▶ _The task_
Retype all the records with nothing changed.
───── Records for the task
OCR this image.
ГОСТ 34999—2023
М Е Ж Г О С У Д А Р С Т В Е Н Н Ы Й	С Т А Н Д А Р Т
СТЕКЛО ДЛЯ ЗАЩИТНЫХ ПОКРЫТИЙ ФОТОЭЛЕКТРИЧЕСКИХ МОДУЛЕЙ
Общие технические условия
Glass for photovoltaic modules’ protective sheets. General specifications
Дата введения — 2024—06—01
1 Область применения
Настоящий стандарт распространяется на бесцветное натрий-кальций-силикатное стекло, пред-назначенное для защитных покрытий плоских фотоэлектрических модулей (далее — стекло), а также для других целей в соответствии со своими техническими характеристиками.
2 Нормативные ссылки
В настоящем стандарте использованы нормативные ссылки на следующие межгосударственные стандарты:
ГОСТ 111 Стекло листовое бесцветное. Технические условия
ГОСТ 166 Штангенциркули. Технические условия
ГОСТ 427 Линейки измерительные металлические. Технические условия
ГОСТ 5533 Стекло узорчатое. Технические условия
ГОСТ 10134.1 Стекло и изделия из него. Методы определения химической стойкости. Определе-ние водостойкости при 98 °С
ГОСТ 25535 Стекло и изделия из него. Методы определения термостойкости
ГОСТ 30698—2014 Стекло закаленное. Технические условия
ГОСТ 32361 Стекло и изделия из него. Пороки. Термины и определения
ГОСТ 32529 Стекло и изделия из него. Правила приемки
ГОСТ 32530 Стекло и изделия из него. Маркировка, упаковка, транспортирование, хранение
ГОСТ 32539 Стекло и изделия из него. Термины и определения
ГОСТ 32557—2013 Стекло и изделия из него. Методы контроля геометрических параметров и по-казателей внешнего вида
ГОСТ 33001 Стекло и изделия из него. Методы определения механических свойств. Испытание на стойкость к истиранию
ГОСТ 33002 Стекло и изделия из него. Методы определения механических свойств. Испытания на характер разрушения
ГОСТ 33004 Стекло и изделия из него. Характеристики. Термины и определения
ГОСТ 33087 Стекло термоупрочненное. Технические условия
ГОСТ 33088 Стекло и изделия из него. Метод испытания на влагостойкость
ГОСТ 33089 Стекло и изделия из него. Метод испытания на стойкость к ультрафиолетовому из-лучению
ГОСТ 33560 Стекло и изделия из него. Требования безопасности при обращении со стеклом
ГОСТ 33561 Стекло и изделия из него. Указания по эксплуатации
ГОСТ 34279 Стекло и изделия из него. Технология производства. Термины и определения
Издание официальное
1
──────────
▶ _Result of the task_
OCR this image.
ГОСТ 34999—2023
М Е Ж Г О С У Д А Р С Т В Е Н Н Ы Й	С Т А Н Д А Р Т
СТЕКЛО ДЛЯ ЗАЩИТНЫХ ПОКРЫТИЙ ФОТОЭЛЕКТРИЧЕСКИХ МОДУЛЕЙ
Общие технические условия
Glass for photovoltaic modules’ protective sheets. General specifications
Дата введения — 2024—06—01
1 Область применения
Настоящий стандарт распространяется на бесцветное натрий-кальций-силикатное стекло, пред-назначенное для защитных покрытий плоских фотоэлектрических модулей (далее — стекло), а также для других целей в соответствии со своими техническими характеристиками.
2 Нормативные ссылки
В настоящем стандарте использованы нормативные ссылки на следующие межгосударственные стандарты:
ГОСТ 111 Стекло листовое бесцветное. Технические условия
ГОСТ 166 Штангенциркули. Технические условия
ГОСТ 427 Линейки измерительные металлические. Технические условия
ГОСТ 5533 Стекло узорчатое. Технические условия
ГОСТ 10134.1 Стекло и изделия из него. Методы определения химической стойкости. Определе-ние водостойкости при 98 °С
ГОСТ 25535 Стекло и изделия из него. Методы определения термостойкости
ГОСТ 30698—2014 Стекло закаленное. Технические условия
ГОСТ 32361 Стекло и изделия из него. Пороки. Термины и определения
ГОСТ 32529 Стекло и изделия из него. Правила приемки
ГОСТ 32530 Стекло и изделия из него. Маркировка, упаковка, транспортирование, хранение
ГОСТ 32539 Стекло и изделия из него. Термины и определения
ГОСТ 32557—2013 Стекло и изделия из него. Методы контроля геометрических параметров и по-казателей внешнего вида
ГОСТ 33001 Стекло и изделия из него. Методы определения механических свойств. Испытание на стойкость к истиранию
ГОСТ 33002 Стекло и изделия из него. Методы определения механических свойств. Испытания на характер разрушения
ГОСТ 33004 Стекло и изделия из него. Характеристики. Термины и определения
ГОСТ 33087 Стекло термоупрочненное. Технические условия
ГОСТ 33088 Стекло и изделия из него. Метод испытания на влагостойкость
ГОСТ 33089 Стекло и изделия из него. Метод испытания на стойкость к ультрафиолетовому из-лучению
ГОСТ 33560 Стекло и изделия из него. Требования безопасности при обращении со стеклом
ГОСТ 33561 Стекло и изделия из него. Указания по эксплуатации
ГОСТ 34279 Стекло и изделия из него. Технология производства. Термины и определения
Издание официальное
1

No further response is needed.